Find each line that has the string "deep" and give the total, with nothing else.
>>>
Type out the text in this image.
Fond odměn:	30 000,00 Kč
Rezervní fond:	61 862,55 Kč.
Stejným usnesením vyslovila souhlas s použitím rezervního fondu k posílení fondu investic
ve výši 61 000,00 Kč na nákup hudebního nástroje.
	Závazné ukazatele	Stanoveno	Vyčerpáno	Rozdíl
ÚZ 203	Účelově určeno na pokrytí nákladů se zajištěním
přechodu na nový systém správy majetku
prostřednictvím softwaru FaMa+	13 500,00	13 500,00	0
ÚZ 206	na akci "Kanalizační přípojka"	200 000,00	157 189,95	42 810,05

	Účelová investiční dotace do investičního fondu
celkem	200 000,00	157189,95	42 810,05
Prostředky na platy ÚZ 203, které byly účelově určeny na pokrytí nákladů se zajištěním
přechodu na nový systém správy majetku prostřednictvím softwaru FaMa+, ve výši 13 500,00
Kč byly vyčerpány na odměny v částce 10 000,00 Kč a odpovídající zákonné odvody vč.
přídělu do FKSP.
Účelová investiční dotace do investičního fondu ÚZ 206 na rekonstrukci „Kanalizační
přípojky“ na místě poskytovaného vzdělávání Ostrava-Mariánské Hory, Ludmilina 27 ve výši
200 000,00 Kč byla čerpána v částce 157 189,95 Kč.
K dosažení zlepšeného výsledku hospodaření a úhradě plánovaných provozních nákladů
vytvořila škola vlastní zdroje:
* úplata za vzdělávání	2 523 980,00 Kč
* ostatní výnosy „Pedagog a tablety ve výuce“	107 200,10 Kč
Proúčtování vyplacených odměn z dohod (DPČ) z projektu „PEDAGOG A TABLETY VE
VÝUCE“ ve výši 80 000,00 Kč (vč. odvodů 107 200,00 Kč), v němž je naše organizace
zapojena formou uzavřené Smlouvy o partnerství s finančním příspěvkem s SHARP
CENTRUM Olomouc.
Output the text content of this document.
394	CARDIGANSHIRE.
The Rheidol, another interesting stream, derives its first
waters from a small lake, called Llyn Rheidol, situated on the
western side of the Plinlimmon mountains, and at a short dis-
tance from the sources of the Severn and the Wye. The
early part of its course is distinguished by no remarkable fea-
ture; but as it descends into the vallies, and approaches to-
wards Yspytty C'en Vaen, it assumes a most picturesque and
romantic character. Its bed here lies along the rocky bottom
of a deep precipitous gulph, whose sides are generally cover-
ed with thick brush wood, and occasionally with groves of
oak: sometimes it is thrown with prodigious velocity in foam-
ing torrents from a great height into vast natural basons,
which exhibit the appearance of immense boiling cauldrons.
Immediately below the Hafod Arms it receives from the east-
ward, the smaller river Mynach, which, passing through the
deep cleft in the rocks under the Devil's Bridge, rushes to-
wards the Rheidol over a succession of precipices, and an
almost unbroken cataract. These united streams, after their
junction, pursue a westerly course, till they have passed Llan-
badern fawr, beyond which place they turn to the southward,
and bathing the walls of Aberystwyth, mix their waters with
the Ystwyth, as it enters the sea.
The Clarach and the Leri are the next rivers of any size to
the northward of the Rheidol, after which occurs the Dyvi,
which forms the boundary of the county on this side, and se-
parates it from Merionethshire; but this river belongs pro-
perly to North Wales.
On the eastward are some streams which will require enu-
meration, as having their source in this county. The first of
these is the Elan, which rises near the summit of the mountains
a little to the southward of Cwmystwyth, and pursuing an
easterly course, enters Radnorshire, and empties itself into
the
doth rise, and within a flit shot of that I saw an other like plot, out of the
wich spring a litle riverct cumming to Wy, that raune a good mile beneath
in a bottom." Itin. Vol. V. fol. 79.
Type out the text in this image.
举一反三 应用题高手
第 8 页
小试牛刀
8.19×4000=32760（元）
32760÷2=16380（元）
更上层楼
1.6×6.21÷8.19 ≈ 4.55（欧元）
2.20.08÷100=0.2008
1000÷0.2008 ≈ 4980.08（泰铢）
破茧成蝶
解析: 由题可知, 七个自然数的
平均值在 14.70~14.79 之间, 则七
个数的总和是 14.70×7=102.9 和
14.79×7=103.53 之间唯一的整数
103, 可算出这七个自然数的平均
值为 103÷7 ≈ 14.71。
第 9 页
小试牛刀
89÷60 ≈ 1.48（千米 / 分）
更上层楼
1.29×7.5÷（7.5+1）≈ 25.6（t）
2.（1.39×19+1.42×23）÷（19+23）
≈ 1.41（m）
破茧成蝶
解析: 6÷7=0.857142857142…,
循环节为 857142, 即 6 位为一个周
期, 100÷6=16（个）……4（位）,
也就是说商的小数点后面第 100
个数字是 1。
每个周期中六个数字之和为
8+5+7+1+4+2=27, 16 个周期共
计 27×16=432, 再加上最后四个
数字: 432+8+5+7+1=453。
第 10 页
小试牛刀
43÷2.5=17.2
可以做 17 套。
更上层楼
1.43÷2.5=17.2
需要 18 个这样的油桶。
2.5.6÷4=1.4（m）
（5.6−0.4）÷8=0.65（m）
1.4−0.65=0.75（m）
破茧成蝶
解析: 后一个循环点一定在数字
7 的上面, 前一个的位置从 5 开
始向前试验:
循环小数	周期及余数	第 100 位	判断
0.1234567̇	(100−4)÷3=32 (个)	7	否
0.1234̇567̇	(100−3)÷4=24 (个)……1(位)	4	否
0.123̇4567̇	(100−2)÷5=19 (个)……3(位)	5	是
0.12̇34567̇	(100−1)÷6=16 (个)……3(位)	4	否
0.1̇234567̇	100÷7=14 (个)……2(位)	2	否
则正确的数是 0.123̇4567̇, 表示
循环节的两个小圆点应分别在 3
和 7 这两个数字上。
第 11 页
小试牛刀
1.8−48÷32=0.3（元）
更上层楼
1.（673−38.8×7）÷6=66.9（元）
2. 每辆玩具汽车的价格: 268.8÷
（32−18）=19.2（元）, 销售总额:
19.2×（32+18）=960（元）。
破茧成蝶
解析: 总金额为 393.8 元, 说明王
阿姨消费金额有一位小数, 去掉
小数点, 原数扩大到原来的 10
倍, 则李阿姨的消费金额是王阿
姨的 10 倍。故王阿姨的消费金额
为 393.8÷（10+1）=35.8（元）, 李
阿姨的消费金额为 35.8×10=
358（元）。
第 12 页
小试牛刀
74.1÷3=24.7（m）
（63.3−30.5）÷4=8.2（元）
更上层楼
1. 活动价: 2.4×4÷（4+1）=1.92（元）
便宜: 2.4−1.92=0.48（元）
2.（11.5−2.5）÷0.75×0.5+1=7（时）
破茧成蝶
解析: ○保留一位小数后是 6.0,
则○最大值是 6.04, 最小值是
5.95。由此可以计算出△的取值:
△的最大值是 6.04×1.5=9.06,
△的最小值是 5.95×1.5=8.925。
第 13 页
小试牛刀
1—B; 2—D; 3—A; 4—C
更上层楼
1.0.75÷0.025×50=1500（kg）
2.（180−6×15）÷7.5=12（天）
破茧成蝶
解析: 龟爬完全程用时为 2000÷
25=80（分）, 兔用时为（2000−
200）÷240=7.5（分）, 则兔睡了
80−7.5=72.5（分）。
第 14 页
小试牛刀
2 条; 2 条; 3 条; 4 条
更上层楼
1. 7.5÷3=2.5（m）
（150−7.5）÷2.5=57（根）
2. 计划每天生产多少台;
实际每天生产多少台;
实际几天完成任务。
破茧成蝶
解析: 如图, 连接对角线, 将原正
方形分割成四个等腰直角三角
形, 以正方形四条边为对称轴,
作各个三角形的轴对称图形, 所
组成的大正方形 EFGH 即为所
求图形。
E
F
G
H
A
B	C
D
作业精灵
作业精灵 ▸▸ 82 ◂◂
<<<
■ **Written response**
2